Do this
Echo each of the following lines back word for word.

[Spatial annotation entries]
========================
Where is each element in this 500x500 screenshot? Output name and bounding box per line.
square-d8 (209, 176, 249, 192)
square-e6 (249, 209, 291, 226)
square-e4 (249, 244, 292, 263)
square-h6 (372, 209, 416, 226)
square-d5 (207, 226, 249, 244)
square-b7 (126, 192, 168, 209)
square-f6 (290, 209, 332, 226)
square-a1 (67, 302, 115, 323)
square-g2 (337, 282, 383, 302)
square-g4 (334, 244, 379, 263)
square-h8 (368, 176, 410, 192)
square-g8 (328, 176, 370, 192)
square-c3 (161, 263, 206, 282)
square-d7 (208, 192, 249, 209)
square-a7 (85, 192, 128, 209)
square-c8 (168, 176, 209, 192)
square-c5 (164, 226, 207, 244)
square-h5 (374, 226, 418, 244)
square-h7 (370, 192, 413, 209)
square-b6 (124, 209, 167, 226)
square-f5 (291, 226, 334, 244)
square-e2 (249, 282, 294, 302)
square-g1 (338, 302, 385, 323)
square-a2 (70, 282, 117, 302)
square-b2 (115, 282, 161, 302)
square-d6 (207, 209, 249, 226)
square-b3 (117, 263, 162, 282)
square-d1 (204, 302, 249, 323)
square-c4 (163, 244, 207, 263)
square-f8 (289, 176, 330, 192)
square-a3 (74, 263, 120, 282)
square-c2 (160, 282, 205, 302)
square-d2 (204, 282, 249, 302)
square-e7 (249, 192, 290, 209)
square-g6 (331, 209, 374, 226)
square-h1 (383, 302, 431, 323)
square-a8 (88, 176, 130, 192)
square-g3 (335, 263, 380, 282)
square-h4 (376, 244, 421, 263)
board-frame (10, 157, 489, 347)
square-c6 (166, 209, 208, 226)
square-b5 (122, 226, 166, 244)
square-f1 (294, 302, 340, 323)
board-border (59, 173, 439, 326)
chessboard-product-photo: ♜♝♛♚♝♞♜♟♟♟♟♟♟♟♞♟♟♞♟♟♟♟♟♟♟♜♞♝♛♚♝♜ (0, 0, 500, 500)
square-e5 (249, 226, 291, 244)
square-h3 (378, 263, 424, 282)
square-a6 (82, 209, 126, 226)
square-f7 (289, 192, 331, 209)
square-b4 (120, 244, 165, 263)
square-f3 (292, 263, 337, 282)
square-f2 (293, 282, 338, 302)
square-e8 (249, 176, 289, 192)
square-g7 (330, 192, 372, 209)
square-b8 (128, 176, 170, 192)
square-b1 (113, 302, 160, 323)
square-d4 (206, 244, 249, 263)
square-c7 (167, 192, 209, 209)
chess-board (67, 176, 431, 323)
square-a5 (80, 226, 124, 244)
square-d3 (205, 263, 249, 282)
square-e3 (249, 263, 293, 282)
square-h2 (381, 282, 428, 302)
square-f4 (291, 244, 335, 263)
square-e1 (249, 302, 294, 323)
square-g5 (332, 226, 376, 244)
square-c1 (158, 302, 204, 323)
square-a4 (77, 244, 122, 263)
========================
Exercise solution
Where is each element in this 500x500 screenshot? Output name and bounding box per line.
square-d8 (209, 176, 249, 192)
square-e6 (249, 209, 291, 226)
square-e4 (249, 244, 292, 263)
square-h6 (372, 209, 416, 226)
square-d5 (207, 226, 249, 244)
square-b7 (126, 192, 168, 209)
square-f6 (290, 209, 332, 226)
square-a1 (67, 302, 115, 323)
square-g2 (337, 282, 383, 302)
square-g4 (334, 244, 379, 263)
square-h8 (368, 176, 410, 192)
square-g8 (328, 176, 370, 192)
square-c3 (161, 263, 206, 282)
square-d7 (208, 192, 249, 209)
square-a7 (85, 192, 128, 209)
square-c8 (168, 176, 209, 192)
square-c5 (164, 226, 207, 244)
square-h5 (374, 226, 418, 244)
square-h7 (370, 192, 413, 209)
square-b6 (124, 209, 167, 226)
square-f5 (291, 226, 334, 244)
square-e2 (249, 282, 294, 302)
square-g1 (338, 302, 385, 323)
square-a2 (70, 282, 117, 302)
square-b2 (115, 282, 161, 302)
square-d6 (207, 209, 249, 226)
square-b3 (117, 263, 162, 282)
square-d1 (204, 302, 249, 323)
square-c4 (163, 244, 207, 263)
square-f8 (289, 176, 330, 192)
square-a3 (74, 263, 120, 282)
square-c2 (160, 282, 205, 302)
square-d2 (204, 282, 249, 302)
square-e7 (249, 192, 290, 209)
square-g6 (331, 209, 374, 226)
square-h1 (383, 302, 431, 323)
square-a8 (88, 176, 130, 192)
square-g3 (335, 263, 380, 282)
square-h4 (376, 244, 421, 263)
board-frame (10, 157, 489, 347)
square-c6 (166, 209, 208, 226)
square-b5 (122, 226, 166, 244)
square-f1 (294, 302, 340, 323)
board-border (59, 173, 439, 326)
chessboard-product-photo: ♜♝♛♚♝♞♜♟♟♟♟♟♟♟♞♟♟♞♟♟♟♟♟♟♟♜♞♝♛♚♝♜ (0, 0, 500, 500)
square-e5 (249, 226, 291, 244)
square-h3 (378, 263, 424, 282)
square-a6 (82, 209, 126, 226)
square-f7 (289, 192, 331, 209)
square-b4 (120, 244, 165, 263)
square-f3 (292, 263, 337, 282)
square-f2 (293, 282, 338, 302)
square-e8 (249, 176, 289, 192)
square-g7 (330, 192, 372, 209)
square-b8 (128, 176, 170, 192)
square-b1 (113, 302, 160, 323)
square-d4 (206, 244, 249, 263)
square-c7 (167, 192, 209, 209)
chess-board (67, 176, 431, 323)
square-a5 (80, 226, 124, 244)
square-d3 (205, 263, 249, 282)
square-e3 (249, 263, 293, 282)
square-h2 (381, 282, 428, 302)
square-f4 (291, 244, 335, 263)
square-e1 (249, 302, 294, 323)
square-g5 (332, 226, 376, 244)
square-c1 (158, 302, 204, 323)
square-a4 (77, 244, 122, 263)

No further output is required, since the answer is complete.